• Exercise prompt:
Please retype the data in full and exactly; the pictures are not part of the copy.
──────── Given data ────────
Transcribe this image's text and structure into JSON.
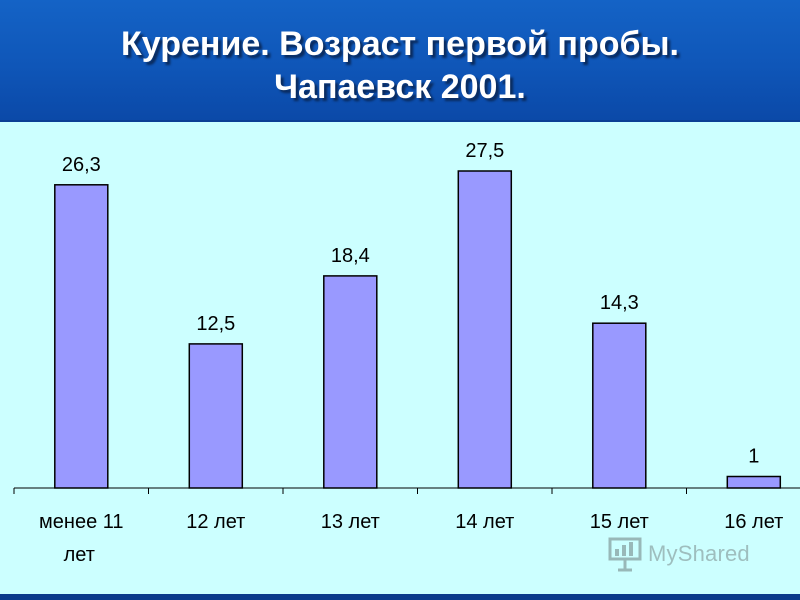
{
  "title": {
    "line1": "Курение. Возраст первой пробы.",
    "line2": "Чапаевск 2001."
  },
  "chart_data": {
    "type": "bar",
    "categories": [
      "менее 11 лет",
      "12 лет",
      "13 лет",
      "14 лет",
      "15 лет",
      "16 лет"
    ],
    "category_lines": [
      [
        "менее 11",
        "лет"
      ],
      [
        "12 лет"
      ],
      [
        "13 лет"
      ],
      [
        "14 лет"
      ],
      [
        "15 лет"
      ],
      [
        "16 лет"
      ]
    ],
    "values": [
      26.3,
      12.5,
      18.4,
      27.5,
      14.3,
      1
    ],
    "value_labels": [
      "26,3",
      "12,5",
      "18,4",
      "27,5",
      "14,3",
      "1"
    ],
    "title": "Курение. Возраст первой пробы. Чапаевск 2001.",
    "xlabel": "",
    "ylabel": "",
    "ylim": [
      0,
      27.5
    ],
    "grid": false,
    "legend": "none",
    "bar_color": "#9999FF",
    "background_color": "#CCFFFF"
  },
  "header_color": "#1160C4",
  "watermark": {
    "text": "MyShared",
    "icon": "presentation-board-icon"
  }
}
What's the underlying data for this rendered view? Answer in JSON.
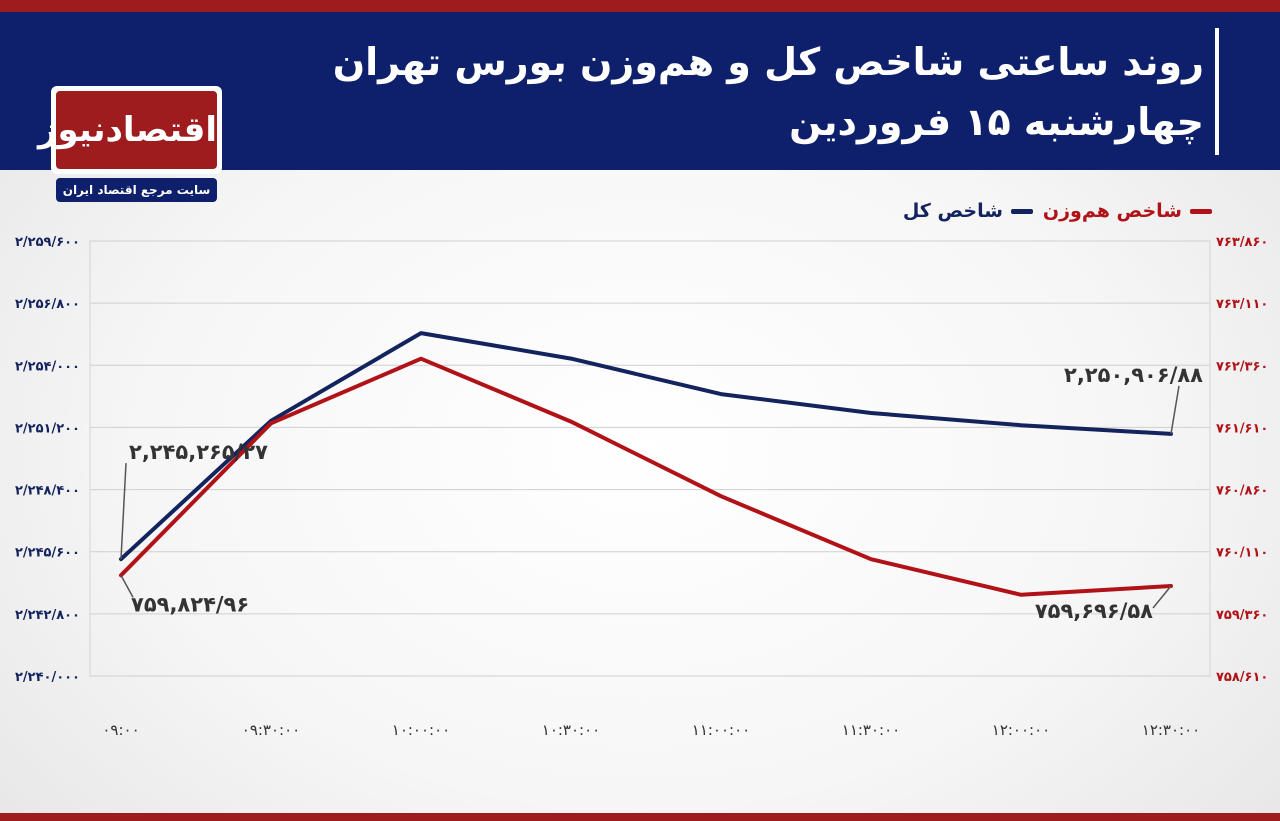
{
  "header": {
    "title": "روند ساعتی شاخص کل و هم‌وزن بورس تهران",
    "subtitle": "چهارشنبه ۱۵ فروردین"
  },
  "logo": {
    "name": "اقتصادنیوز",
    "tagline": "سایت مرجع اقتصاد ایران"
  },
  "colors": {
    "brand_navy": "#0e1f6b",
    "brand_red": "#9e1b1e",
    "series_total": "#13235e",
    "series_equal": "#b11217"
  },
  "chart_data": {
    "type": "line",
    "title": "روند ساعتی شاخص کل و هم‌وزن بورس تهران",
    "x": [
      "۰۹:۰۰",
      "۰۹:۳۰:۰۰",
      "۱۰:۰۰:۰۰",
      "۱۰:۳۰:۰۰",
      "۱۱:۰۰:۰۰",
      "۱۱:۳۰:۰۰",
      "۱۲:۰۰:۰۰",
      "۱۲:۳۰:۰۰"
    ],
    "legend": [
      {
        "label": "شاخص هم‌وزن",
        "color": "#b11217"
      },
      {
        "label": "شاخص کل",
        "color": "#13235e"
      }
    ],
    "legend_position": "top-right",
    "grid": "horizontal",
    "series": [
      {
        "name": "شاخص کل",
        "axis": "left",
        "color": "#13235e",
        "values": [
          2245265.27,
          2251500,
          2255450,
          2254300,
          2252700,
          2251850,
          2251300,
          2250906.88
        ]
      },
      {
        "name": "شاخص هم‌وزن",
        "axis": "right",
        "color": "#b11217",
        "values": [
          759824.96,
          761660,
          762440,
          761680,
          760780,
          760020,
          759590,
          759696.58
        ]
      }
    ],
    "left_axis": {
      "ylim": [
        2240000,
        2259600
      ],
      "ticks": [
        2240000,
        2242800,
        2245600,
        2248400,
        2251200,
        2254000,
        2256800,
        2259600
      ],
      "tick_labels": [
        "۲/۲۴۰/۰۰۰",
        "۲/۲۴۲/۸۰۰",
        "۲/۲۴۵/۶۰۰",
        "۲/۲۴۸/۴۰۰",
        "۲/۲۵۱/۲۰۰",
        "۲/۲۵۴/۰۰۰",
        "۲/۲۵۶/۸۰۰",
        "۲/۲۵۹/۶۰۰"
      ]
    },
    "right_axis": {
      "ylim": [
        758610,
        763860
      ],
      "ticks": [
        758610,
        759360,
        760110,
        760860,
        761610,
        762360,
        763110,
        763860
      ],
      "tick_labels": [
        "۷۵۸/۶۱۰",
        "۷۵۹/۳۶۰",
        "۷۶۰/۱۱۰",
        "۷۶۰/۸۶۰",
        "۷۶۱/۶۱۰",
        "۷۶۲/۳۶۰",
        "۷۶۳/۱۱۰",
        "۷۶۳/۸۶۰"
      ]
    },
    "annotations": [
      {
        "series": "شاخص کل",
        "index": 0,
        "text": "۲,۲۴۵,۲۶۵/۲۷"
      },
      {
        "series": "شاخص کل",
        "index": 7,
        "text": "۲,۲۵۰,۹۰۶/۸۸"
      },
      {
        "series": "شاخص هم‌وزن",
        "index": 0,
        "text": "۷۵۹,۸۲۴/۹۶"
      },
      {
        "series": "شاخص هم‌وزن",
        "index": 7,
        "text": "۷۵۹,۶۹۶/۵۸"
      }
    ]
  }
}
────────
• Result of this exercise:
Transcribe this image's text and structure into JSON.
{
  "title": {
    "line1": "Курение. Возраст первой пробы.",
    "line2": "Чапаевск 2001."
  },
  "chart_data": {
    "type": "bar",
    "categories": [
      "менее 11 лет",
      "12 лет",
      "13 лет",
      "14 лет",
      "15 лет",
      "16 лет"
    ],
    "category_lines": [
      [
        "менее 11",
        "лет"
      ],
      [
        "12 лет"
      ],
      [
        "13 лет"
      ],
      [
        "14 лет"
      ],
      [
        "15 лет"
      ],
      [
        "16 лет"
      ]
    ],
    "values": [
      26.3,
      12.5,
      18.4,
      27.5,
      14.3,
      1
    ],
    "value_labels": [
      "26,3",
      "12,5",
      "18,4",
      "27,5",
      "14,3",
      "1"
    ],
    "title": "Курение. Возраст первой пробы. Чапаевск 2001.",
    "xlabel": "",
    "ylabel": "",
    "ylim": [
      0,
      27.5
    ],
    "grid": false,
    "legend": "none",
    "bar_color": "#9999FF",
    "background_color": "#CCFFFF"
  },
  "header_color": "#1160C4",
  "watermark": {
    "text": "MyShared",
    "icon": "presentation-board-icon"
  }
}
What's the underlying data for this rendered view? Answer in JSON.
{
  "header": {
    "title": "روند ساعتی شاخص کل و هم‌وزن بورس تهران",
    "subtitle": "چهارشنبه ۱۵ فروردین"
  },
  "logo": {
    "name": "اقتصادنیوز",
    "tagline": "سایت مرجع اقتصاد ایران"
  },
  "colors": {
    "brand_navy": "#0e1f6b",
    "brand_red": "#9e1b1e",
    "series_total": "#13235e",
    "series_equal": "#b11217"
  },
  "chart_data": {
    "type": "line",
    "title": "روند ساعتی شاخص کل و هم‌وزن بورس تهران",
    "x": [
      "۰۹:۰۰",
      "۰۹:۳۰:۰۰",
      "۱۰:۰۰:۰۰",
      "۱۰:۳۰:۰۰",
      "۱۱:۰۰:۰۰",
      "۱۱:۳۰:۰۰",
      "۱۲:۰۰:۰۰",
      "۱۲:۳۰:۰۰"
    ],
    "legend": [
      {
        "label": "شاخص هم‌وزن",
        "color": "#b11217"
      },
      {
        "label": "شاخص کل",
        "color": "#13235e"
      }
    ],
    "legend_position": "top-right",
    "grid": "horizontal",
    "series": [
      {
        "name": "شاخص کل",
        "axis": "left",
        "color": "#13235e",
        "values": [
          2245265.27,
          2251500,
          2255450,
          2254300,
          2252700,
          2251850,
          2251300,
          2250906.88
        ]
      },
      {
        "name": "شاخص هم‌وزن",
        "axis": "right",
        "color": "#b11217",
        "values": [
          759824.96,
          761660,
          762440,
          761680,
          760780,
          760020,
          759590,
          759696.58
        ]
      }
    ],
    "left_axis": {
      "ylim": [
        2240000,
        2259600
      ],
      "ticks": [
        2240000,
        2242800,
        2245600,
        2248400,
        2251200,
        2254000,
        2256800,
        2259600
      ],
      "tick_labels": [
        "۲/۲۴۰/۰۰۰",
        "۲/۲۴۲/۸۰۰",
        "۲/۲۴۵/۶۰۰",
        "۲/۲۴۸/۴۰۰",
        "۲/۲۵۱/۲۰۰",
        "۲/۲۵۴/۰۰۰",
        "۲/۲۵۶/۸۰۰",
        "۲/۲۵۹/۶۰۰"
      ]
    },
    "right_axis": {
      "ylim": [
        758610,
        763860
      ],
      "ticks": [
        758610,
        759360,
        760110,
        760860,
        761610,
        762360,
        763110,
        763860
      ],
      "tick_labels": [
        "۷۵۸/۶۱۰",
        "۷۵۹/۳۶۰",
        "۷۶۰/۱۱۰",
        "۷۶۰/۸۶۰",
        "۷۶۱/۶۱۰",
        "۷۶۲/۳۶۰",
        "۷۶۳/۱۱۰",
        "۷۶۳/۸۶۰"
      ]
    },
    "annotations": [
      {
        "series": "شاخص کل",
        "index": 0,
        "text": "۲,۲۴۵,۲۶۵/۲۷"
      },
      {
        "series": "شاخص کل",
        "index": 7,
        "text": "۲,۲۵۰,۹۰۶/۸۸"
      },
      {
        "series": "شاخص هم‌وزن",
        "index": 0,
        "text": "۷۵۹,۸۲۴/۹۶"
      },
      {
        "series": "شاخص هم‌وزن",
        "index": 7,
        "text": "۷۵۹,۶۹۶/۵۸"
      }
    ]
  }
}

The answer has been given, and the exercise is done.